## EXERCISE DESCRIPTION
Repeat the lines that follow, leaving nothing out.

## EXTRACTED INFORMATION
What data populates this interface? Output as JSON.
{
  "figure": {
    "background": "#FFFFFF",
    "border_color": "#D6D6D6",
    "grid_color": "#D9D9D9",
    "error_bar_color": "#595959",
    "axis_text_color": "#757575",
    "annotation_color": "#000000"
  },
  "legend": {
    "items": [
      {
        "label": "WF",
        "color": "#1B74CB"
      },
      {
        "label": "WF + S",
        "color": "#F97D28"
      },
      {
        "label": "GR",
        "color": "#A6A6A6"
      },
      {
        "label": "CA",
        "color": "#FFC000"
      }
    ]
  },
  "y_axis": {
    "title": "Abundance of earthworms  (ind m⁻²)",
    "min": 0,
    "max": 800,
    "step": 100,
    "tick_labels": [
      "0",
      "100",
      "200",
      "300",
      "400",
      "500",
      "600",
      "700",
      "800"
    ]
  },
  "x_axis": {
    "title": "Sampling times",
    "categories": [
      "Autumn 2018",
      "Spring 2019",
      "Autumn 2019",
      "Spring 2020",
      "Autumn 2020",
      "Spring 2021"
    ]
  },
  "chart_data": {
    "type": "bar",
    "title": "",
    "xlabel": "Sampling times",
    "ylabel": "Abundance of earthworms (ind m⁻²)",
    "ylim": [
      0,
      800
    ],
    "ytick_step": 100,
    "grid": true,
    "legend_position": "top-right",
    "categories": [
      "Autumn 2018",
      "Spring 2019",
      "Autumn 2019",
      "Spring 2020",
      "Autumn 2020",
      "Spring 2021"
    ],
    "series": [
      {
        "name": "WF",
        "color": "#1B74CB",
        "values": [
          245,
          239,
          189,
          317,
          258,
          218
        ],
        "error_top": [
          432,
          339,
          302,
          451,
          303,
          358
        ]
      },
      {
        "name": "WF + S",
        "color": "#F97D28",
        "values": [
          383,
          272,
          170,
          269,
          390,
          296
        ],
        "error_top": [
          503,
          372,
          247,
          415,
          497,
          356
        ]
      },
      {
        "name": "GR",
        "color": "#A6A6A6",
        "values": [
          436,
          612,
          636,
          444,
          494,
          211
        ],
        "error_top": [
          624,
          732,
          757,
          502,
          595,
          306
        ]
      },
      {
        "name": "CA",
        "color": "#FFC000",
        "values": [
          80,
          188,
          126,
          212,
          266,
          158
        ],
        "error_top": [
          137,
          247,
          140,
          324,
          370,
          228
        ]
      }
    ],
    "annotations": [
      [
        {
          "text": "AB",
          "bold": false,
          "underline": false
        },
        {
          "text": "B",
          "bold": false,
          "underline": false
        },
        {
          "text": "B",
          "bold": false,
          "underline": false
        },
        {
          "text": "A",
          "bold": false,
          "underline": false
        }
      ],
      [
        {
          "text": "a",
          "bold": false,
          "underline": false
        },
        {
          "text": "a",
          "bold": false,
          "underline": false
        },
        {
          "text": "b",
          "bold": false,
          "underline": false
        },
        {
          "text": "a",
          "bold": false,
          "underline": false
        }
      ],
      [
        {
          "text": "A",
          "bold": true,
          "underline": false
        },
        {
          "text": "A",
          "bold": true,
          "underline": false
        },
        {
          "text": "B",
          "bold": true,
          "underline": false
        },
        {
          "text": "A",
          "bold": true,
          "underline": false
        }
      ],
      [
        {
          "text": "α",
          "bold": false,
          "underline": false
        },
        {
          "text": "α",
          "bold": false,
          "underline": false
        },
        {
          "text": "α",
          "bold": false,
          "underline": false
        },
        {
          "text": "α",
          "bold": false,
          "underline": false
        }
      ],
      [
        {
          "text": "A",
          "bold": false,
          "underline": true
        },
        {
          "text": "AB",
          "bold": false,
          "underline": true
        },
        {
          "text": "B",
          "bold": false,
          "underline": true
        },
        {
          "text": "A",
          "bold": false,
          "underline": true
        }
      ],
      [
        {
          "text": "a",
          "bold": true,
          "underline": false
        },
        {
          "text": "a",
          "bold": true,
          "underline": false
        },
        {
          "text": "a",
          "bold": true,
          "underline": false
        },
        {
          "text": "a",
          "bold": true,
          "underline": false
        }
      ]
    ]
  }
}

## FINAL RESULT
What data populates this interface? Output as JSON.
{
  "figure": {
    "background": "#FFFFFF",
    "border_color": "#D6D6D6",
    "grid_color": "#D9D9D9",
    "error_bar_color": "#595959",
    "axis_text_color": "#757575",
    "annotation_color": "#000000"
  },
  "legend": {
    "items": [
      {
        "label": "WF",
        "color": "#1B74CB"
      },
      {
        "label": "WF + S",
        "color": "#F97D28"
      },
      {
        "label": "GR",
        "color": "#A6A6A6"
      },
      {
        "label": "CA",
        "color": "#FFC000"
      }
    ]
  },
  "y_axis": {
    "title": "Abundance of earthworms  (ind m⁻²)",
    "min": 0,
    "max": 800,
    "step": 100,
    "tick_labels": [
      "0",
      "100",
      "200",
      "300",
      "400",
      "500",
      "600",
      "700",
      "800"
    ]
  },
  "x_axis": {
    "title": "Sampling times",
    "categories": [
      "Autumn 2018",
      "Spring 2019",
      "Autumn 2019",
      "Spring 2020",
      "Autumn 2020",
      "Spring 2021"
    ]
  },
  "chart_data": {
    "type": "bar",
    "title": "",
    "xlabel": "Sampling times",
    "ylabel": "Abundance of earthworms (ind m⁻²)",
    "ylim": [
      0,
      800
    ],
    "ytick_step": 100,
    "grid": true,
    "legend_position": "top-right",
    "categories": [
      "Autumn 2018",
      "Spring 2019",
      "Autumn 2019",
      "Spring 2020",
      "Autumn 2020",
      "Spring 2021"
    ],
    "series": [
      {
        "name": "WF",
        "color": "#1B74CB",
        "values": [
          245,
          239,
          189,
          317,
          258,
          218
        ],
        "error_top": [
          432,
          339,
          302,
          451,
          303,
          358
        ]
      },
      {
        "name": "WF + S",
        "color": "#F97D28",
        "values": [
          383,
          272,
          170,
          269,
          390,
          296
        ],
        "error_top": [
          503,
          372,
          247,
          415,
          497,
          356
        ]
      },
      {
        "name": "GR",
        "color": "#A6A6A6",
        "values": [
          436,
          612,
          636,
          444,
          494,
          211
        ],
        "error_top": [
          624,
          732,
          757,
          502,
          595,
          306
        ]
      },
      {
        "name": "CA",
        "color": "#FFC000",
        "values": [
          80,
          188,
          126,
          212,
          266,
          158
        ],
        "error_top": [
          137,
          247,
          140,
          324,
          370,
          228
        ]
      }
    ],
    "annotations": [
      [
        {
          "text": "AB",
          "bold": false,
          "underline": false
        },
        {
          "text": "B",
          "bold": false,
          "underline": false
        },
        {
          "text": "B",
          "bold": false,
          "underline": false
        },
        {
          "text": "A",
          "bold": false,
          "underline": false
        }
      ],
      [
        {
          "text": "a",
          "bold": false,
          "underline": false
        },
        {
          "text": "a",
          "bold": false,
          "underline": false
        },
        {
          "text": "b",
          "bold": false,
          "underline": false
        },
        {
          "text": "a",
          "bold": false,
          "underline": false
        }
      ],
      [
        {
          "text": "A",
          "bold": true,
          "underline": false
        },
        {
          "text": "A",
          "bold": true,
          "underline": false
        },
        {
          "text": "B",
          "bold": true,
          "underline": false
        },
        {
          "text": "A",
          "bold": true,
          "underline": false
        }
      ],
      [
        {
          "text": "α",
          "bold": false,
          "underline": false
        },
        {
          "text": "α",
          "bold": false,
          "underline": false
        },
        {
          "text": "α",
          "bold": false,
          "underline": false
        },
        {
          "text": "α",
          "bold": false,
          "underline": false
        }
      ],
      [
        {
          "text": "A",
          "bold": false,
          "underline": true
        },
        {
          "text": "AB",
          "bold": false,
          "underline": true
        },
        {
          "text": "B",
          "bold": false,
          "underline": true
        },
        {
          "text": "A",
          "bold": false,
          "underline": true
        }
      ],
      [
        {
          "text": "a",
          "bold": true,
          "underline": false
        },
        {
          "text": "a",
          "bold": true,
          "underline": false
        },
        {
          "text": "a",
          "bold": true,
          "underline": false
        },
        {
          "text": "a",
          "bold": true,
          "underline": false
        }
      ]
    ]
  }
}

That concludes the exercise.